Short exercise:
Reproduce the records below exactly as given.
───── Data rows
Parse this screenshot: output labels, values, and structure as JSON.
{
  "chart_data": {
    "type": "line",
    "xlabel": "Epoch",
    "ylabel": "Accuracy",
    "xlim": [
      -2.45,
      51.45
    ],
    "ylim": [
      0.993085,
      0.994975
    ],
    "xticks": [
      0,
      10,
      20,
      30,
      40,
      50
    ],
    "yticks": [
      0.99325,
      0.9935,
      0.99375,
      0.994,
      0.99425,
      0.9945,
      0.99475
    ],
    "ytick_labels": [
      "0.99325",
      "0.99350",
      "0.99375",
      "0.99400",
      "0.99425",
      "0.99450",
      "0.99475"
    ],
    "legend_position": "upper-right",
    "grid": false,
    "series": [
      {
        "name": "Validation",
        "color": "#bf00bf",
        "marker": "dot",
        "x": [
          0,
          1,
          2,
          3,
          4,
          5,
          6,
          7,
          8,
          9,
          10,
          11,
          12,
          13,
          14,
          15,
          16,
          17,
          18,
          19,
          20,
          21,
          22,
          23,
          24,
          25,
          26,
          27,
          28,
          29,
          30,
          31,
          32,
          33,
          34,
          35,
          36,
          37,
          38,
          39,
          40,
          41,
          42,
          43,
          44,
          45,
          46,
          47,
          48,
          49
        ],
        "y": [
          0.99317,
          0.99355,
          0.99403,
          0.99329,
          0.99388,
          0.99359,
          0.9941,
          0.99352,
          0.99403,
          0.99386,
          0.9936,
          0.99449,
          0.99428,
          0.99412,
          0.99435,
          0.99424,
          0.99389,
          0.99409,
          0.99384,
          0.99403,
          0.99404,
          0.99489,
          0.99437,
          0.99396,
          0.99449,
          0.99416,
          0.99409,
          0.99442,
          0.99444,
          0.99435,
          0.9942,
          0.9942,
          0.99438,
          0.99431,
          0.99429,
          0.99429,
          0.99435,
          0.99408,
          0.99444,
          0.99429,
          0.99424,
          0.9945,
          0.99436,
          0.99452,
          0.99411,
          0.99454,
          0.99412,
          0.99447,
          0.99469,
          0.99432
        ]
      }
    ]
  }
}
──────────
Response below:
Parse this screenshot: output labels, values, and structure as JSON.
{
  "chart_data": {
    "type": "line",
    "xlabel": "Epoch",
    "ylabel": "Accuracy",
    "xlim": [
      -2.45,
      51.45
    ],
    "ylim": [
      0.993085,
      0.994975
    ],
    "xticks": [
      0,
      10,
      20,
      30,
      40,
      50
    ],
    "yticks": [
      0.99325,
      0.9935,
      0.99375,
      0.994,
      0.99425,
      0.9945,
      0.99475
    ],
    "ytick_labels": [
      "0.99325",
      "0.99350",
      "0.99375",
      "0.99400",
      "0.99425",
      "0.99450",
      "0.99475"
    ],
    "legend_position": "upper-right",
    "grid": false,
    "series": [
      {
        "name": "Validation",
        "color": "#bf00bf",
        "marker": "dot",
        "x": [
          0,
          1,
          2,
          3,
          4,
          5,
          6,
          7,
          8,
          9,
          10,
          11,
          12,
          13,
          14,
          15,
          16,
          17,
          18,
          19,
          20,
          21,
          22,
          23,
          24,
          25,
          26,
          27,
          28,
          29,
          30,
          31,
          32,
          33,
          34,
          35,
          36,
          37,
          38,
          39,
          40,
          41,
          42,
          43,
          44,
          45,
          46,
          47,
          48,
          49
        ],
        "y": [
          0.99317,
          0.99355,
          0.99403,
          0.99329,
          0.99388,
          0.99359,
          0.9941,
          0.99352,
          0.99403,
          0.99386,
          0.9936,
          0.99449,
          0.99428,
          0.99412,
          0.99435,
          0.99424,
          0.99389,
          0.99409,
          0.99384,
          0.99403,
          0.99404,
          0.99489,
          0.99437,
          0.99396,
          0.99449,
          0.99416,
          0.99409,
          0.99442,
          0.99444,
          0.99435,
          0.9942,
          0.9942,
          0.99438,
          0.99431,
          0.99429,
          0.99429,
          0.99435,
          0.99408,
          0.99444,
          0.99429,
          0.99424,
          0.9945,
          0.99436,
          0.99452,
          0.99411,
          0.99454,
          0.99412,
          0.99447,
          0.99469,
          0.99432
        ]
      }
    ]
  }
}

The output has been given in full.